__Problem details__: Images are excluded; otherwise, output every record exactly.
::: Entries supplied :::
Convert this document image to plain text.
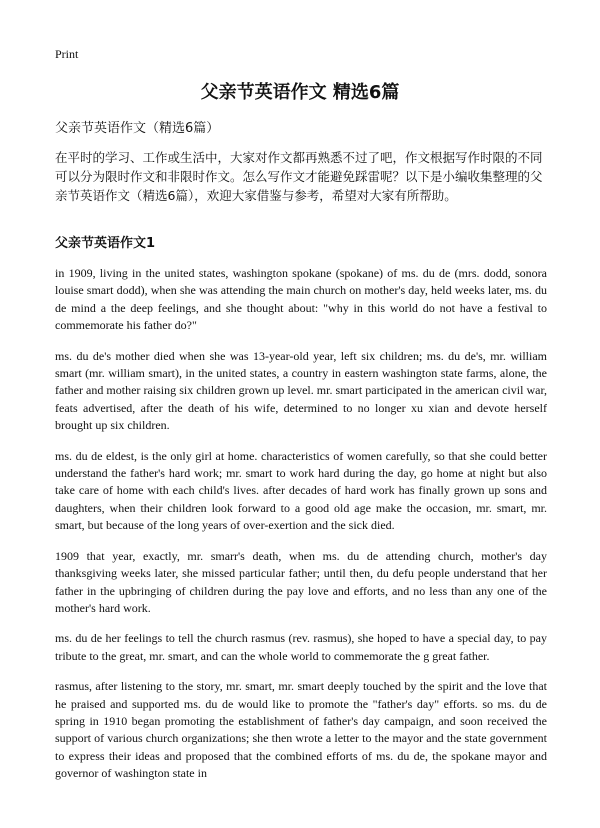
Print
父亲节英语作文 精选6篇
父亲节英语作文（精选6篇）

在平时的学习、工作或生活中，大家对作文都再熟悉不过了吧，作文根据写作时限的不同可以分为限时作文和非限时作文。怎么写作文才能避免踩雷呢？以下是小编收集整理的父亲节英语作文（精选6篇），欢迎大家借鉴与参考，希望对大家有所帮助。

父亲节英语作文1

in 1909, living in the united states, washington spokane (spokane) of ms. du de (mrs. dodd, sonora louise smart dodd), when she was attending the main church on mother's day, held weeks later, ms. du de mind a the deep feelings, and she thought about: "why in this world do not have a festival to commemorate his father do?"

ms. du de's mother died when she was 13-year-old year, left six children; ms. du de's, mr. william smart (mr. william smart), in the united states, a country in eastern washington state farms, alone, the father and mother raising six children grown up level. mr. smart participated in the american civil war, feats advertised, after the death of his wife, determined to no longer xu xian and devote herself brought up six children.

ms. du de eldest, is the only girl at home. characteristics of women carefully, so that she could better understand the father's hard work; mr. smart to work hard during the day, go home at night but also take care of home with each child's lives. after decades of hard work has finally grown up sons and daughters, when their children look forward to a good old age make the occasion, mr. smart, mr. smart, but because of the long years of over-exertion and the sick died.

1909 that year, exactly, mr. smarr's death, when ms. du de attending church, mother's day thanksgiving weeks later, she missed particular father; until then, du defu people understand that her father in the upbringing of children during the pay love and efforts, and no less than any one of the mother's hard work.

ms. du de her feelings to tell the church rasmus (rev. rasmus), she hoped to have a special day, to pay tribute to the great, mr. smart, and can the whole world to commemorate the g great father.

rasmus, after listening to the story, mr. smart, mr. smart deeply touched by the spirit and the love that he praised and supported ms. du de would like to promote the "father's day" efforts. so ms. du de spring in 1910 began promoting the establishment of father's day campaign, and soon received the support of various church organizations; she then wrote a letter to the mayor and the state government to express their ideas and proposed that the combined efforts of ms. du de, the spokane mayor and governor of washington state in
:::
__Correct response__:
Convert this document image to plain text.
Print
父亲节英语作文 精选6篇
父亲节英语作文（精选6篇）

在平时的学习、工作或生活中，大家对作文都再熟悉不过了吧，作文根据写作时限的不同可以分为限时作文和非限时作文。怎么写作文才能避免踩雷呢？以下是小编收集整理的父亲节英语作文（精选6篇），欢迎大家借鉴与参考，希望对大家有所帮助。

父亲节英语作文1

in 1909, living in the united states, washington spokane (spokane) of ms. du de (mrs. dodd, sonora louise smart dodd), when she was attending the main church on mother's day, held weeks later, ms. du de mind a the deep feelings, and she thought about: "why in this world do not have a festival to commemorate his father do?"

ms. du de's mother died when she was 13-year-old year, left six children; ms. du de's, mr. william smart (mr. william smart), in the united states, a country in eastern washington state farms, alone, the father and mother raising six children grown up level. mr. smart participated in the american civil war, feats advertised, after the death of his wife, determined to no longer xu xian and devote herself brought up six children.

ms. du de eldest, is the only girl at home. characteristics of women carefully, so that she could better understand the father's hard work; mr. smart to work hard during the day, go home at night but also take care of home with each child's lives. after decades of hard work has finally grown up sons and daughters, when their children look forward to a good old age make the occasion, mr. smart, mr. smart, but because of the long years of over-exertion and the sick died.

1909 that year, exactly, mr. smarr's death, when ms. du de attending church, mother's day thanksgiving weeks later, she missed particular father; until then, du defu people understand that her father in the upbringing of children during the pay love and efforts, and no less than any one of the mother's hard work.

ms. du de her feelings to tell the church rasmus (rev. rasmus), she hoped to have a special day, to pay tribute to the great, mr. smart, and can the whole world to commemorate the g great father.

rasmus, after listening to the story, mr. smart, mr. smart deeply touched by the spirit and the love that he praised and supported ms. du de would like to promote the "father's day" efforts. so ms. du de spring in 1910 began promoting the establishment of father's day campaign, and soon received the support of various church organizations; she then wrote a letter to the mayor and the state government to express their ideas and proposed that the combined efforts of ms. du de, the spokane mayor and governor of washington state in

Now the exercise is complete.